> **INSTRUCTIONS FOR THE TASK**
Can you print the data exactly and leave out each image?

> **DATASET RECORDS**
┌──

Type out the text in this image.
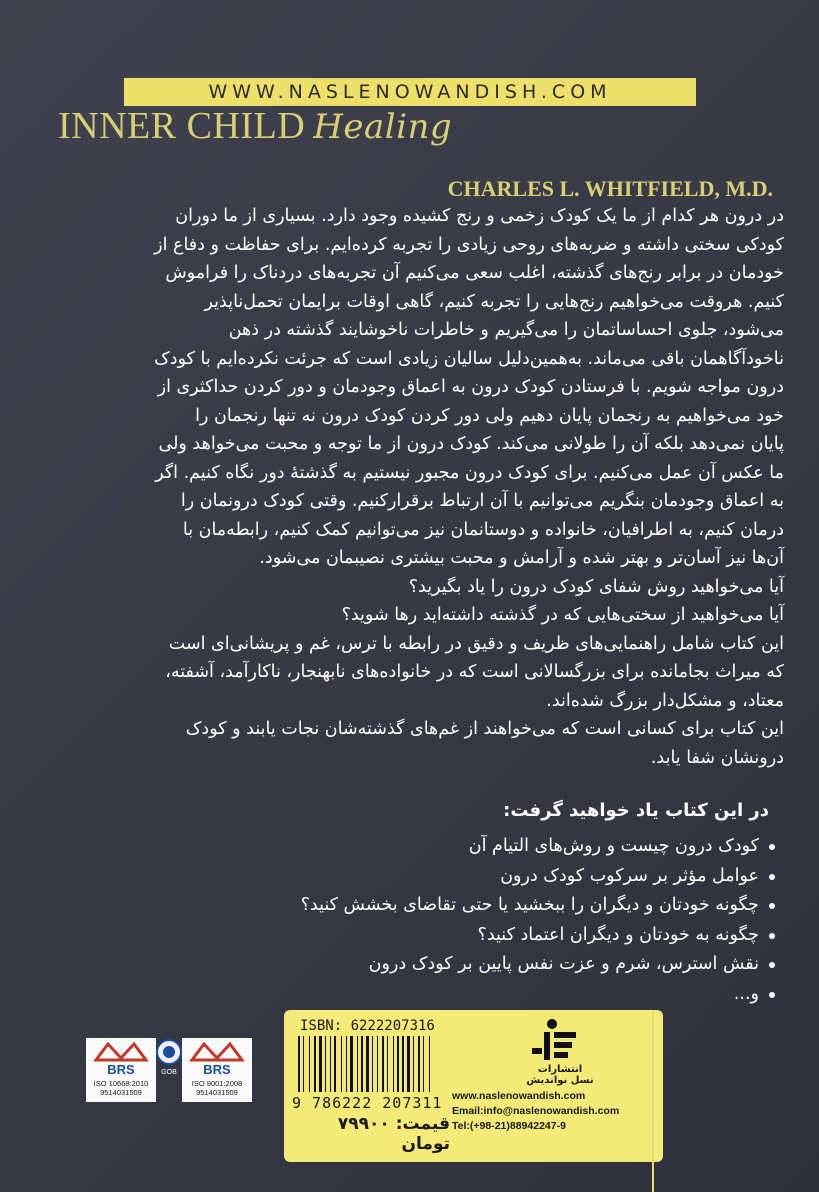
WWW.NASLENOWANDISH.COM
INNER CHILD Healing
CHARLES L. WHITFIELD, M.D.
در درون هر کدام از ما یک کودک زخمی و رنج کشیده وجود دارد. بسیاری از ما دوران
کودکی سختی داشته و ضربه‌های روحی زیادی را تجربه کرده‌ایم. برای حفاظت و دفاع از
خودمان در برابر رنج‌های گذشته، اغلب سعی می‌کنیم آن تجربه‌های دردناک را فراموش
کنیم. هروقت می‌خواهیم رنج‌هایی را تجربه کنیم، گاهی اوقات برایمان تحمل‌ناپذیر
می‌شود، جلوی احساساتمان را می‌گیریم و خاطرات ناخوشایند گذشته در ذهن
ناخودآگاهمان باقی می‌ماند. به‌همین‌دلیل سالیان زیادی است که جرئت نکرده‌ایم با کودک
درون مواجه شویم. با فرستادن کودک درون به اعماق وجودمان و دور کردن حداکثری از
خود می‌خواهیم به رنجمان پایان دهیم ولی دور کردن کودک درون نه تنها رنجمان را
پایان نمی‌دهد بلکه آن را طولانی می‌کند. کودک درون از ما توجه و محبت می‌خواهد ولی
ما عکس آن عمل می‌کنیم. برای کودک درون مجبور نیستیم به گذشتهٔ دور نگاه کنیم. اگر
به اعماق وجودمان بنگریم می‌توانیم با آن ارتباط برقرارکنیم. وقتی کودک درونمان را
درمان کنیم، به اطرافیان، خانواده و دوستانمان نیز می‌توانیم کمک کنیم، رابطه‌مان با
آن‌ها نیز آسان‌تر و بهتر شده و آرامش و محبت بیشتری نصیبمان می‌شود.
آیا می‌خواهید روش شفای کودک درون را یاد بگیرید؟
آیا می‌خواهید از سختی‌هایی که در گذشته داشته‌اید رها شوید؟
این کتاب شامل راهنمایی‌های ظریف و دقیق در رابطه با ترس، غم و پریشانی‌ای است
که میراث بجامانده برای بزرگسالانی است که در خانواده‌های نابهنجار، ناکارآمد، آشفته،
معتاد، و مشکل‌دار بزرگ شده‌اند.
این کتاب برای کسانی است که می‌خواهند از غم‌های گذشته‌شان نجات یابند و کودک
درونشان شفا یابد.
در این کتاب یاد خواهید گرفت:
کودک درون چیست و روش‌های التیام آن
عوامل مؤثر بر سرکوب کودک درون
چگونه خودتان و دیگران را ببخشید یا حتی تقاضای بخشش کنید؟
چگونه به خودتان و دیگران اعتماد کنید؟
نقش استرس، شرم و عزت نفس پایین بر کودک درون
و...
ISBN: 6222207316
9 786222 207311
قیمت: ۷۹۹۰۰ تومان
انتشارات
نسل نواندیش
www.naslenowandish.com
Email:info@naslenowandish.com
Tel:(+98-21)88942247-9
BRS
ISO 10668:2010
9514031509
GOB BRS
ISO 9001:2008
9514031509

└──

> **THE SOLUTION**
Type out the text in this image.
WWW.NASLENOWANDISH.COM
INNER CHILD Healing
CHARLES L. WHITFIELD, M.D.
در درون هر کدام از ما یک کودک زخمی و رنج کشیده وجود دارد. بسیاری از ما دوران
کودکی سختی داشته و ضربه‌های روحی زیادی را تجربه کرده‌ایم. برای حفاظت و دفاع از
خودمان در برابر رنج‌های گذشته، اغلب سعی می‌کنیم آن تجربه‌های دردناک را فراموش
کنیم. هروقت می‌خواهیم رنج‌هایی را تجربه کنیم، گاهی اوقات برایمان تحمل‌ناپذیر
می‌شود، جلوی احساساتمان را می‌گیریم و خاطرات ناخوشایند گذشته در ذهن
ناخودآگاهمان باقی می‌ماند. به‌همین‌دلیل سالیان زیادی است که جرئت نکرده‌ایم با کودک
درون مواجه شویم. با فرستادن کودک درون به اعماق وجودمان و دور کردن حداکثری از
خود می‌خواهیم به رنجمان پایان دهیم ولی دور کردن کودک درون نه تنها رنجمان را
پایان نمی‌دهد بلکه آن را طولانی می‌کند. کودک درون از ما توجه و محبت می‌خواهد ولی
ما عکس آن عمل می‌کنیم. برای کودک درون مجبور نیستیم به گذشتهٔ دور نگاه کنیم. اگر
به اعماق وجودمان بنگریم می‌توانیم با آن ارتباط برقرارکنیم. وقتی کودک درونمان را
درمان کنیم، به اطرافیان، خانواده و دوستانمان نیز می‌توانیم کمک کنیم، رابطه‌مان با
آن‌ها نیز آسان‌تر و بهتر شده و آرامش و محبت بیشتری نصیبمان می‌شود.
آیا می‌خواهید روش شفای کودک درون را یاد بگیرید؟
آیا می‌خواهید از سختی‌هایی که در گذشته داشته‌اید رها شوید؟
این کتاب شامل راهنمایی‌های ظریف و دقیق در رابطه با ترس، غم و پریشانی‌ای است
که میراث بجامانده برای بزرگسالانی است که در خانواده‌های نابهنجار، ناکارآمد، آشفته،
معتاد، و مشکل‌دار بزرگ شده‌اند.
این کتاب برای کسانی است که می‌خواهند از غم‌های گذشته‌شان نجات یابند و کودک
درونشان شفا یابد.
در این کتاب یاد خواهید گرفت:
کودک درون چیست و روش‌های التیام آن
عوامل مؤثر بر سرکوب کودک درون
چگونه خودتان و دیگران را ببخشید یا حتی تقاضای بخشش کنید؟
چگونه به خودتان و دیگران اعتماد کنید؟
نقش استرس، شرم و عزت نفس پایین بر کودک درون
و...
ISBN: 6222207316
9 786222 207311
قیمت: ۷۹۹۰۰ تومان
انتشارات
نسل نواندیش
www.naslenowandish.com
Email:info@naslenowandish.com
Tel:(+98-21)88942247-9
BRS
ISO 10668:2010
9514031509
GOB BRS
ISO 9001:2008
9514031509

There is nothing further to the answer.